Excerpted text =

►

Traditional Koutu Nui leaders strongly oppose the reopening of the Cook Islands border to visitors.
Koutu Nui president Terea Mataiapo Paul Allsworth says the country’s border should remain closed “until all precautions are taken”.
And now Puna Rakanui, the secretary of the House of Ariki, says they too will be discussing their position on the matter.
The Koutu Nui’s comments come amid discussions between Cook Islands and New Zealand officials on an air-bridge.
Allsworth is sceptical, saying it risks allowing Covid-19 to enter the country. “The Health Ministry is saying we are ready and prepared for Covid-19,” he said.
“To me it’s absurd, we don’t get the virus to come into the country and then face it, we stop it at the border. The best defence is making sure it doesn’t enter the country.
“We should not open our borders until we have a vaccine. Who is going to be held responsible for the death and loss of lives? Not if, but when, this deadly virus kills our Pa Metua once our borders reopen.”
New Zealand today marks 100 days without community transmission of Covid-19, after the first known case was imported into the country on February 26.
However, its director-general of health Dr Ashley Bloomfield says resumed community transmission of Covid-19 within New Zealand is inevitable. “It’s not a matter of if, but when we do get the virus back in the community,” he told Newshub.
Paul Allsworth said Cook Islands should take into account the warning of a second wave of transmission in New Zealand, when considering an air-bridge.
“We should check everyone at the border before allowing them into the country,” he said. “Although New Zealand doesn’t have any community transmission, we can’t take our chances.”
Allsworth said the general public was not prepared to reopen borders to visitors, adding it was the business people pushing hard to life border controls.
“The majority of people don’t want the borders to reopen yet, it’s the hoteliers and those business people from overseas who are pushing for this. They are more worried about their pockets then people’s lives,” he said.
“I want to ask them and the government, who will be responsible for the deaths if the virus comes into the country? New Zealand Prime Minister Jacinda Ardern is being very cautious because she has learned the lesson from the measles pandemic in Samoa.
“She won’t let this happen to Cook Islands or the other realm countries and I fully support her for taking her time to make a decision on the travel bubble.”
Fletcher Melvin, the chair of the Private Sector Taskforce, said they wouldn’t have recommended the travel bubble if it was unsafe.
Melvin said everyone was affected by this crisis and they have to look at ways to safely revive the local economy.
“When we talk of the private sector, we are essentially meaning all people who work outside of government. We have no other means of income after the subsidy ends,” he said.
“We are concerned where our next pay cheque will come from after September – who is going to pay for education, health, and more? Even government can’t be sustained forever and that is why we are on the same page in terms of getting the economy going.
“It’s not business owners who should be the only ones concerned about this; we all live by the same economic reality.
“There is at no time been any suggestions that we should open up to anywhere else except New Zealand and that is because of the safety aspect.”
Allsworth said: “Covid-19 is affecting the whole world; we just have to face this new reality and do things differently. Everybody is suffering, not just the Cook Islands and our economy.”

◄

Given entries =
►

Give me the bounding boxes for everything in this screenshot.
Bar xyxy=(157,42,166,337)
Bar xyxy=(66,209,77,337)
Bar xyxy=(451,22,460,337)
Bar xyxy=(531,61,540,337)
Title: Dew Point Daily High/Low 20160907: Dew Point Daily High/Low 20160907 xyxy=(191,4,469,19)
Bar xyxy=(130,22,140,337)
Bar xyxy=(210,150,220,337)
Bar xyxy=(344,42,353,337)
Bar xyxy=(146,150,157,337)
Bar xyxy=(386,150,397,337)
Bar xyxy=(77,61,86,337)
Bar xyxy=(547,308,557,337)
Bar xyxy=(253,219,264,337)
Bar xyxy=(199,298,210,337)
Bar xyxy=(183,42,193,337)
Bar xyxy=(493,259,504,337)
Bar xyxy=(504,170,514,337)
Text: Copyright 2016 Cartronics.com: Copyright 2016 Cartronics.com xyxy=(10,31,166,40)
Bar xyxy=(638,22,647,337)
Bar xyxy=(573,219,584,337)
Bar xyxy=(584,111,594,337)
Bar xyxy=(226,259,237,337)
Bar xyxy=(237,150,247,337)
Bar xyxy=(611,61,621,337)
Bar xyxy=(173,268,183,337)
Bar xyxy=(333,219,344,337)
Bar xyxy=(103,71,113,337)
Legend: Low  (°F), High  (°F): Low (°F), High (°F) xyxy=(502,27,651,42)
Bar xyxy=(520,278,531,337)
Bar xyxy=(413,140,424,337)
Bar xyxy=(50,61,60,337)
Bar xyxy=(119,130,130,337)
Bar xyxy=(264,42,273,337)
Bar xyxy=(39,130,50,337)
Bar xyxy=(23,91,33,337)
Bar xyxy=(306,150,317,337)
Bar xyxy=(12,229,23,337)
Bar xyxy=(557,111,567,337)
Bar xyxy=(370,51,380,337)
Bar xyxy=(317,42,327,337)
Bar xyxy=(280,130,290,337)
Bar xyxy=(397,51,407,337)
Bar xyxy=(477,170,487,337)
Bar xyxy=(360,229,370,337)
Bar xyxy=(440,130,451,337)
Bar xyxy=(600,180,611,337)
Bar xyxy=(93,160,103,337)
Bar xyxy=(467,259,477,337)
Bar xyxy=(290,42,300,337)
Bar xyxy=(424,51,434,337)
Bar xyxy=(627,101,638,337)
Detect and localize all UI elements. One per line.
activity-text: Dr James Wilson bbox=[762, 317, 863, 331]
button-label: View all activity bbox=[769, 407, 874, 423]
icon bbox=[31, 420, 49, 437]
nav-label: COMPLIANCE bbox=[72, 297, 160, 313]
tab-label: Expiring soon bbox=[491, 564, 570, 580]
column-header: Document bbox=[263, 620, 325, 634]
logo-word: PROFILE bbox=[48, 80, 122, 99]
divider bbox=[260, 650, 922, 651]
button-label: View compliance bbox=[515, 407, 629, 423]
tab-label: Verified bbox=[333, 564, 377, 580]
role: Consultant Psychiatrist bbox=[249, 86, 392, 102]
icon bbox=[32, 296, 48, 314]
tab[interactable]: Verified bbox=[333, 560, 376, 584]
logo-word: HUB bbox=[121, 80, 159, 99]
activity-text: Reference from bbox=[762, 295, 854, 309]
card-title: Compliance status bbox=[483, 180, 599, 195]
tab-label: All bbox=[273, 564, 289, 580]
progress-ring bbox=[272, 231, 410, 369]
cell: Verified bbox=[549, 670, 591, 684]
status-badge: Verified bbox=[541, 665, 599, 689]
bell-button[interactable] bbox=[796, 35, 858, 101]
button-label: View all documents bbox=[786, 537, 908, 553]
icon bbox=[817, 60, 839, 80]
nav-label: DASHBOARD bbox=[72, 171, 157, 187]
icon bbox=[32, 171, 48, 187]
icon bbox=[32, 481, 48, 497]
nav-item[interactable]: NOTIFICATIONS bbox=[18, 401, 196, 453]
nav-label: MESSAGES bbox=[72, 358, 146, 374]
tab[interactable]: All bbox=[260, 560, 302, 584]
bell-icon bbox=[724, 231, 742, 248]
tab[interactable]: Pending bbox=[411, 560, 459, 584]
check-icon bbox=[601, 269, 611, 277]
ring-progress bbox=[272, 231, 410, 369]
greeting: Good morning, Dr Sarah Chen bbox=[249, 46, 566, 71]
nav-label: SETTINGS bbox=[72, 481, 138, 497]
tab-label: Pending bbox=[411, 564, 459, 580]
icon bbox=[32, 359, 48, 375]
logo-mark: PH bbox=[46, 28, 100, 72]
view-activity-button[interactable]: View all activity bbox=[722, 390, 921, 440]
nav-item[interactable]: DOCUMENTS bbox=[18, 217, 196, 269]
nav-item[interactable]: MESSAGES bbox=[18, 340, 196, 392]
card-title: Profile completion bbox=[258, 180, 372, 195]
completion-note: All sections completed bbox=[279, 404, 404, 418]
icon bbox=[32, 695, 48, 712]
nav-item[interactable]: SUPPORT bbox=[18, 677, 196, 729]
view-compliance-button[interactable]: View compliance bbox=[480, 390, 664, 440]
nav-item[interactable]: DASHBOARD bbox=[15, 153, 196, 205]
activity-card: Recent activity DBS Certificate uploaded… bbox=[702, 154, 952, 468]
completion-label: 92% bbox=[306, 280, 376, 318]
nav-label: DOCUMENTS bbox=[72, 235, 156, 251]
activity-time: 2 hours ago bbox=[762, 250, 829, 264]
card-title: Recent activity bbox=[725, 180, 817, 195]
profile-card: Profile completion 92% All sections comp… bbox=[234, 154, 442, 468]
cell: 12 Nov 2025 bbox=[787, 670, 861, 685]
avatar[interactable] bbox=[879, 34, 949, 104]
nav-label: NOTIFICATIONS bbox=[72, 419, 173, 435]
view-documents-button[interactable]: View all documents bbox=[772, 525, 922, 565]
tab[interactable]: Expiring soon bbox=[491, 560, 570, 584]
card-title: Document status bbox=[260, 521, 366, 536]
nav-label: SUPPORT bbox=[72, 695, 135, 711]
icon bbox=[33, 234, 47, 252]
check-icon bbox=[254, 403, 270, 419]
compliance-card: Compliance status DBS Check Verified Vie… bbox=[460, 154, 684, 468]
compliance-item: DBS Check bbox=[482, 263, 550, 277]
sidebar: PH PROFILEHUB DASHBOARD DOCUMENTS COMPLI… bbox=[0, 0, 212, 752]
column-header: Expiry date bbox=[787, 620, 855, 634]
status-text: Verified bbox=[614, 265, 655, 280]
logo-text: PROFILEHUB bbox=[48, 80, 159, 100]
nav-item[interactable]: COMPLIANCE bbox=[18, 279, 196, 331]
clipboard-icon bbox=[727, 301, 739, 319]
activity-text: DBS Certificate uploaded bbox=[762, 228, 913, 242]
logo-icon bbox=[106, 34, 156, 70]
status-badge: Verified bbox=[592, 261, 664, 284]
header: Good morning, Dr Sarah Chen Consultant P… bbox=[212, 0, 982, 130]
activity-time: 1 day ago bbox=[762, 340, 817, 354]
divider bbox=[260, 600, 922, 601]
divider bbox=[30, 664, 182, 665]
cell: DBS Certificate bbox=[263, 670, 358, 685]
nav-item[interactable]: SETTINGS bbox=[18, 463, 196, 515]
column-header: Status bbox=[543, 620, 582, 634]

◄

Exercise set =
1) From the article on the Cook Islands border, reproduce the passage that begins at the words "However, its director-general" and stops after the words "he told Newshub.".
2) Name every person the Cook Islands border article identifies by name.

Solutions in order =
1)
However, its director-general of health Dr Ashley Bloomfield says resumed community transmission of Covid-19 within New Zealand is inevitable. “It’s not a matter of if, but when we do get the virus back in the community,” he told Newshub.

2)
- Terea Mataiapo Paul Allsworth
- Puna Rakanui
- Dr Ashley Bloomfield
- Jacinda Ardern
- Fletcher Melvin